▶ _Exercise instructions_
In the listing below, locate the lines that hold the string "Enter". Copy those lines.

▶ _Source material_
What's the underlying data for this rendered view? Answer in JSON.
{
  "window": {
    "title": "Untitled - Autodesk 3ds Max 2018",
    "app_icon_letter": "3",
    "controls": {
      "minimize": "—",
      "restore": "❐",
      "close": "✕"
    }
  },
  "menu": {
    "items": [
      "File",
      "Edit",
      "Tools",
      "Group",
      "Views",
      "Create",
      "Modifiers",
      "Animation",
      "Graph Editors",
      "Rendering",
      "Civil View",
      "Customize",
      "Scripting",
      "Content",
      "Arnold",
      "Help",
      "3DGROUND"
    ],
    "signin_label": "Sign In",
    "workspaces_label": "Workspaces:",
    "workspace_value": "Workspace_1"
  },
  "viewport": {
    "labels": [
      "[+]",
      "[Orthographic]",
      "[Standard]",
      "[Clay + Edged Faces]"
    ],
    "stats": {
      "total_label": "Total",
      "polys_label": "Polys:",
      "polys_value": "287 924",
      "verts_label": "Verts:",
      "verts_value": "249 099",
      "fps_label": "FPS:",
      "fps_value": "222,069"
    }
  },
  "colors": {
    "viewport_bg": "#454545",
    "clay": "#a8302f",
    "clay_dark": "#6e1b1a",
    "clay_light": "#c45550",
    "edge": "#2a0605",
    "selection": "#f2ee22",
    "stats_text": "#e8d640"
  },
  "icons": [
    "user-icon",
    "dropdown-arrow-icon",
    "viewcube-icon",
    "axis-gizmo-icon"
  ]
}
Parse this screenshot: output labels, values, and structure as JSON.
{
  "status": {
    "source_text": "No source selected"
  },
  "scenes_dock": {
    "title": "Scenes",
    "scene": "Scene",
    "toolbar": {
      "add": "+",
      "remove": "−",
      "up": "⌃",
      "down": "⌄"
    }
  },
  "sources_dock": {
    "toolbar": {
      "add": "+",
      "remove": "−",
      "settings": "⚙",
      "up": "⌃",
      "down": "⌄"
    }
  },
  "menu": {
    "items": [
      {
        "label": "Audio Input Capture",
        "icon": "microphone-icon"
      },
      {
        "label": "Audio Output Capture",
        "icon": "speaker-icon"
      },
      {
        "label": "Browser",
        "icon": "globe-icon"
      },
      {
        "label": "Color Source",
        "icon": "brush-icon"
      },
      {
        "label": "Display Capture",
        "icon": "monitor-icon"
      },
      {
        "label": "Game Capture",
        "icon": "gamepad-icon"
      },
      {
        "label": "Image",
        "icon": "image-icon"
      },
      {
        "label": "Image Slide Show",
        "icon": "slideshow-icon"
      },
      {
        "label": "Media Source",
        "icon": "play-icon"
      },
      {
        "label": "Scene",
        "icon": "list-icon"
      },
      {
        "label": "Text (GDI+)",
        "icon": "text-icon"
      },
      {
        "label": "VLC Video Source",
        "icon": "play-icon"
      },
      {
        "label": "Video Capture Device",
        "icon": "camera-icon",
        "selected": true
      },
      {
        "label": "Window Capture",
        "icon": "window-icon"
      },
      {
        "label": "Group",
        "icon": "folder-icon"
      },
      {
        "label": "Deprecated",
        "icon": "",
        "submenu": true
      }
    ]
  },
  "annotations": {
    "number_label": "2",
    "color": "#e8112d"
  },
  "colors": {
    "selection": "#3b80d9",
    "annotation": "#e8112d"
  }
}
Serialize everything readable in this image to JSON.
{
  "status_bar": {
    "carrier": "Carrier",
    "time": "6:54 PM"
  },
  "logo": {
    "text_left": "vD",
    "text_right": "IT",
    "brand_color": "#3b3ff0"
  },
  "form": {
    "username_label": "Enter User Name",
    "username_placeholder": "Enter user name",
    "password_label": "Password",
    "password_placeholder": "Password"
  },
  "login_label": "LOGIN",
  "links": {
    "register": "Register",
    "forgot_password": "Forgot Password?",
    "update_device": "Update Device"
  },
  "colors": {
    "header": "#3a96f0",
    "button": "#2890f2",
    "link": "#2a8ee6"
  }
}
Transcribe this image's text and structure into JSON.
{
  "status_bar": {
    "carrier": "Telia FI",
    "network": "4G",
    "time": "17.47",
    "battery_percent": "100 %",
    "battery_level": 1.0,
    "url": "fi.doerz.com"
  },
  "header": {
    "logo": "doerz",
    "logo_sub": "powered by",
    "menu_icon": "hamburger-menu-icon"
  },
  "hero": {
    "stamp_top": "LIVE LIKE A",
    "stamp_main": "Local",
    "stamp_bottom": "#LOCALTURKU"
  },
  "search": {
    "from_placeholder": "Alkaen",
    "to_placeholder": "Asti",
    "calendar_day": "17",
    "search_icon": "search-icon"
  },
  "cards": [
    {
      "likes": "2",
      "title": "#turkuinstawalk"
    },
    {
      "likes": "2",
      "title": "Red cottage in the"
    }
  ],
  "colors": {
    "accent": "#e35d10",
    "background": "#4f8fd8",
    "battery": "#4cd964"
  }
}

▶ _Output of the task_
    "username_label": "Enter User Name",
    "username_placeholder": "Enter user name",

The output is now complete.